STRONA:
= = = = =

Montaż bramy z napisem "Stocznia Gdańska imienia Lenina" rozpoczął się w niedzielę przed północą.
Na bramie powieszono też napisy znane z sierpnia 1980 r. - "Proletariusze wszystkich zakładów łączcie się", "Dziękujemy za dobrą pracę", a także postulaty strajkowe. Pojawił się też metalowy Order Sztandaru Pracy. Przed zmianą nad bramą wisiał napis "Stocznia Gdańska S.A.".
Nowa brama została pomalowana szarą farbą, bo taki właśnie kolor miała konstrukcja z 1980 roku; dotychczasowa była ciemnoniebieska.
Jak powiedziała PAP rzecznik prasowy Zarządu Dróg i Zieleni w Gdańsku Katarzyna Kaczmarek, zrekonstruowana na stałe brama ma być wykorzystana na planie filmowym obrazu Andrzeja Wajdy o Lechu Wałęsie. Ekipa filmowa będzie przebywać w Gdańsku do końca miesiąca.
Przeciwko odtworzeniu bramy nr 2 w historycznym kształcie protestowali posłowie PiS. Anna Fotyga, Andrzej Jaworski i Maciej Łopiński złożyli zawiadomienie do prokuratury o możliwości popełnienia przestępstwa przez prezydenta Gdańska. Ich zdaniem działanie Adamowicza to zakazane przez prawo propagowanie idei komunistycznych.
Prokuratura Rejonowa w Gdańsku-Wrzeszczu odmówiła wszczęcia dochodzenia w sprawie. Śledczy uznali, że odtworzenie napisu "imienia Lenina" nie "nosi znamion czynu zabronionego", a rewitalizacja bramy ma przywrócić jej historyczny wygląd, by mogła służyć celom edukacyjnym.
Powrotowi na bramę napisu z Leninem sprzeciwiała się też komisja zakładowa NSZZ "Solidarność" Stoczni Gdańsk. Jej działacze zagrozili w kwietniu, że jeśli dojdzie do rekonstrukcji bramy, to rozpoczną zbierać podpisy pod referendum o odwołanie prezydenta Pawła Adamowicza.
Genezę pomysłu rekonstrukcji bramy stoczniowej Paweł Adamowicz tłumaczył na swoim blogu.
"Przede wszystkim to symbol. To uzmysłowienie nam wszystkim, a szczególnie ludziom urodzonym po upadku komuny, jakim gigantycznym chichotem historii był ten wielki strajk, wielki zryw stoczniowy. Pokazanie, że upadek zbrodniczej ideologii stworzonej przez właśnie Włodzimierza Lenina zaczął się w zakładzie jego imienia. Bo to Lenin stworzył realny komunizm, a pracownicy Stoczni Gdańskiej imienia Lenina ten komunizm obalili" - napisał prezydent Gdańska.

= = = = =

FRAGMENTY DANYCH:
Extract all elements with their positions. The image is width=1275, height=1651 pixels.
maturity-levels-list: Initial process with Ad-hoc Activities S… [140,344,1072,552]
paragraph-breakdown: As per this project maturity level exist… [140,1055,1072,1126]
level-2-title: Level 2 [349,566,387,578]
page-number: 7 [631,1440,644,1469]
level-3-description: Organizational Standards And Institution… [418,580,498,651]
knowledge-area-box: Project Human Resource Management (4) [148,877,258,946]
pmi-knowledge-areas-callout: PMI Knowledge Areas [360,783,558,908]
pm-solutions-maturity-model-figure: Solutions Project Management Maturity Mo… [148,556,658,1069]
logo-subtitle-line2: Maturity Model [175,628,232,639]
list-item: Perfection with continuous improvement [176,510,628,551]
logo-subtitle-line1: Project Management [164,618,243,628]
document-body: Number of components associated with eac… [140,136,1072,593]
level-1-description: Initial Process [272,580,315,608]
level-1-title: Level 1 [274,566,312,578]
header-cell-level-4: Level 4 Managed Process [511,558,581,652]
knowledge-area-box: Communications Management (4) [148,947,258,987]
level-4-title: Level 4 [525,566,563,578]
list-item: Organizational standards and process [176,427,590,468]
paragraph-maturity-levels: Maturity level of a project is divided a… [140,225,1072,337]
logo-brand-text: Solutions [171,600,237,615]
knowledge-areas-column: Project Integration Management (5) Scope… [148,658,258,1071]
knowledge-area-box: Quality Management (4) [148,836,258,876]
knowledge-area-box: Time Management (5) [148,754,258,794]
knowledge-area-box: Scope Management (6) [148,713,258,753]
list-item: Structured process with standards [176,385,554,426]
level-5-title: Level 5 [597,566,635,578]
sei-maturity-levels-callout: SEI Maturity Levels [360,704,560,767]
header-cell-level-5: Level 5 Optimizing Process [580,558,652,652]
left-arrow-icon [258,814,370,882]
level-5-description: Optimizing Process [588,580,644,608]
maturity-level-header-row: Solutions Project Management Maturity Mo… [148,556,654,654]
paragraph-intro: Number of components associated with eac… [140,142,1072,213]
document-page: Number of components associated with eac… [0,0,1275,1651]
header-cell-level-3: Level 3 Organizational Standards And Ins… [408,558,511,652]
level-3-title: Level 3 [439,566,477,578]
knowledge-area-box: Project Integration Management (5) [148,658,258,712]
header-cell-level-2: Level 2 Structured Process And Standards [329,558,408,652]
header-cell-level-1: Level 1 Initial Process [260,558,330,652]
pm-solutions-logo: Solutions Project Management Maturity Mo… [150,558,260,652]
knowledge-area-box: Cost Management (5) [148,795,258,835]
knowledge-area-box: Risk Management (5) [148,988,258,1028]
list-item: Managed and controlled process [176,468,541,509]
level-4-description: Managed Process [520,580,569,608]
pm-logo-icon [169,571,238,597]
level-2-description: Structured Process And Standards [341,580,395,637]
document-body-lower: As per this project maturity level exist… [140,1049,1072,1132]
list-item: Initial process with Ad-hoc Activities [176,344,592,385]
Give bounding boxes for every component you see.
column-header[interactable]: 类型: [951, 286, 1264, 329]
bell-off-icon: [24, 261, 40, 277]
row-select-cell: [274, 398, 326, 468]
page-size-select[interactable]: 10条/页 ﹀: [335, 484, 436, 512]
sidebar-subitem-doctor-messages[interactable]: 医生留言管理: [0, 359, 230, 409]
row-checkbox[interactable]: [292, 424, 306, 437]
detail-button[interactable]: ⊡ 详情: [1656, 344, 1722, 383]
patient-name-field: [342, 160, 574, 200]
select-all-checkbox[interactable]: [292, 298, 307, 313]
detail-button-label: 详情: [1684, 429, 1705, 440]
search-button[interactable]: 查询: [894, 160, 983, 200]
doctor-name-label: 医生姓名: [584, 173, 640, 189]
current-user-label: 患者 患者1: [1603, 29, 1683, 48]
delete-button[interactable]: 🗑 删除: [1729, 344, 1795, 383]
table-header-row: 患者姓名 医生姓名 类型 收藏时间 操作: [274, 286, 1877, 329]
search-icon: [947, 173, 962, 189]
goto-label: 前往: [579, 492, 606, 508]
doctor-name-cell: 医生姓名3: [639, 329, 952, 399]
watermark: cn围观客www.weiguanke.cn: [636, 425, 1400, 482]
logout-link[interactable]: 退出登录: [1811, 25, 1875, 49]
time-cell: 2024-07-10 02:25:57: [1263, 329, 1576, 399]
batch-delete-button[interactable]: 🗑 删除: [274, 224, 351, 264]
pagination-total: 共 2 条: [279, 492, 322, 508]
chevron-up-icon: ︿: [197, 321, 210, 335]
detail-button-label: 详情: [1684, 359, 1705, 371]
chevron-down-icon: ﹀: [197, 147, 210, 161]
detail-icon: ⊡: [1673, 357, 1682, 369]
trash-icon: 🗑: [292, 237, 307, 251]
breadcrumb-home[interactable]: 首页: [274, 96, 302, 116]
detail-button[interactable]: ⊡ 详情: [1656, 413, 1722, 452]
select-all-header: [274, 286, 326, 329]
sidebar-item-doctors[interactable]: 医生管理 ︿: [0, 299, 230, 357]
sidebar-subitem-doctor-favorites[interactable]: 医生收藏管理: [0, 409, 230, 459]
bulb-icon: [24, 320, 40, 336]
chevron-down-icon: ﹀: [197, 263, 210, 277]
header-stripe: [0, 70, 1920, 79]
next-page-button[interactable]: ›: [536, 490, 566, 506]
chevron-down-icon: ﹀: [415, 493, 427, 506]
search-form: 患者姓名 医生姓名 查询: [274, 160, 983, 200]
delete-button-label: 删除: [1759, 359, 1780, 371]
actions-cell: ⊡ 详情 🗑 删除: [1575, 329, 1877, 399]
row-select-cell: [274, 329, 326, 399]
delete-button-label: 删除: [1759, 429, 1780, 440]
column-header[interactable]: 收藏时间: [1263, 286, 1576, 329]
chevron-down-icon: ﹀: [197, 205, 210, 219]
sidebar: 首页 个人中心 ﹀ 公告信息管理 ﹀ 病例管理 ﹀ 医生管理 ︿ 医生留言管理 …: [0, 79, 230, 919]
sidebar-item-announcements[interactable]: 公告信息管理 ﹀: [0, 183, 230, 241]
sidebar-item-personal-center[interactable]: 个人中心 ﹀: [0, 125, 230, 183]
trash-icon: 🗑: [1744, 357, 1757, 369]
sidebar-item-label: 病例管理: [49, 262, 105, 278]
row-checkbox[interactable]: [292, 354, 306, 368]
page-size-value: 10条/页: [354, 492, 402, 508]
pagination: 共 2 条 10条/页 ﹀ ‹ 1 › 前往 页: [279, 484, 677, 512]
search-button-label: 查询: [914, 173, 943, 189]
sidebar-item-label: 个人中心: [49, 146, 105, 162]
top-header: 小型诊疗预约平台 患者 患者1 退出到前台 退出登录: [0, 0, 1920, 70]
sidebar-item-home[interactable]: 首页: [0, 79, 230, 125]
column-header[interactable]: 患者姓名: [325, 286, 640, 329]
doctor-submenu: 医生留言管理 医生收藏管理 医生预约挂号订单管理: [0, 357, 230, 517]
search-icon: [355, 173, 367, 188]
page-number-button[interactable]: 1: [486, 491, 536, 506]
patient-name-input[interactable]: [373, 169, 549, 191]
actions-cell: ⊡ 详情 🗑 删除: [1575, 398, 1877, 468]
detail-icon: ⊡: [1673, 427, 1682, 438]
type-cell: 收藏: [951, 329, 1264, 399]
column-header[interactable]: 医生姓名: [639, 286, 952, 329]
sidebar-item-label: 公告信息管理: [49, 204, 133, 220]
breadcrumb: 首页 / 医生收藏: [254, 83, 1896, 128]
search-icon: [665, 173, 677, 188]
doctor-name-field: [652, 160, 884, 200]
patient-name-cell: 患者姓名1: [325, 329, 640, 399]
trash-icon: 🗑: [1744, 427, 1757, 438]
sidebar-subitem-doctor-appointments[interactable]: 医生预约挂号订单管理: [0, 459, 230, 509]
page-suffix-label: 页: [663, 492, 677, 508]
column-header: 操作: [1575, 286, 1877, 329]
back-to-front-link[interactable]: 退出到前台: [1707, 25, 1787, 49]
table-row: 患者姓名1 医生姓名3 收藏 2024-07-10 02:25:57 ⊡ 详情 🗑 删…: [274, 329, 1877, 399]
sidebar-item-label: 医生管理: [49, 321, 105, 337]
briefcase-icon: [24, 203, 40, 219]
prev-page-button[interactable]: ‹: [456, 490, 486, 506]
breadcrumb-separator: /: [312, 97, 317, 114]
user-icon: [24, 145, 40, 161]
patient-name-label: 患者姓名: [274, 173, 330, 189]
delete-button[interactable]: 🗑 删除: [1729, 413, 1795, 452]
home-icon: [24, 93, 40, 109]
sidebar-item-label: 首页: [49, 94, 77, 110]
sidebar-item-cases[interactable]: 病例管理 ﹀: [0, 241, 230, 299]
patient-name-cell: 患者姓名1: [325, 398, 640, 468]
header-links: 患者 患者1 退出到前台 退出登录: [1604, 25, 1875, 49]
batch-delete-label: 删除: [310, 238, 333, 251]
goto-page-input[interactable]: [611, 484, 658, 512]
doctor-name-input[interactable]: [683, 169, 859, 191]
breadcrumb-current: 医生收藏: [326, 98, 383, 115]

= = = = =

WYMAGANIA:
• A. Jaki kolor miała dotychczasowa brama według tekstu o bramie stoczniowej?
• B. Wypisz wszystkie osoby, które tekst o bramie stoczniowej wymienia z imienia i nazwiska.
• C. Rozwiń tekst o bramie stoczniowej, pisząc jego dalszy ciąg od ostatniego zdania.

ODPOWIEDZI DO ZADAŃ:
• A. Była ciemnoniebieska.

• B. Katarzyna Kaczmarek, Andrzej Wajda, Lech Wałęsa, Anna Fotyga, Andrzej Jaworski, Maciej Łopiński, Paweł Adamowicz, Włodzimierz Lenin

• C.
Odtworzenie bramy kosztowało prawie 68 tys. zł. Inspiracją do wykonania tych prac były badania przeprowadzone przez gdańską artystkę Dorotę Nieznalską. W ubiegłym roku, przygotowując jeden ze swoich projektów artystycznych, zbadała losy historycznej bramy wiodącej do stoczni.
Okazało się, że brama, przez którą dziś wchodzi się na teren dawnej stoczni, nie jest tą samą bramą, którą znamy ze zdjęć ze strajków z sierpnia 1980 roku. Dalsze badania wykazały, że pierwotna konstrukcja została zniszczona przez czołg w grudniu 1981 roku, jej pozostałości zdemontowano (nie udało się ustalić, co się z nimi stało), a na jej miejsce zbudowano bramę, która przetrwała do dziś.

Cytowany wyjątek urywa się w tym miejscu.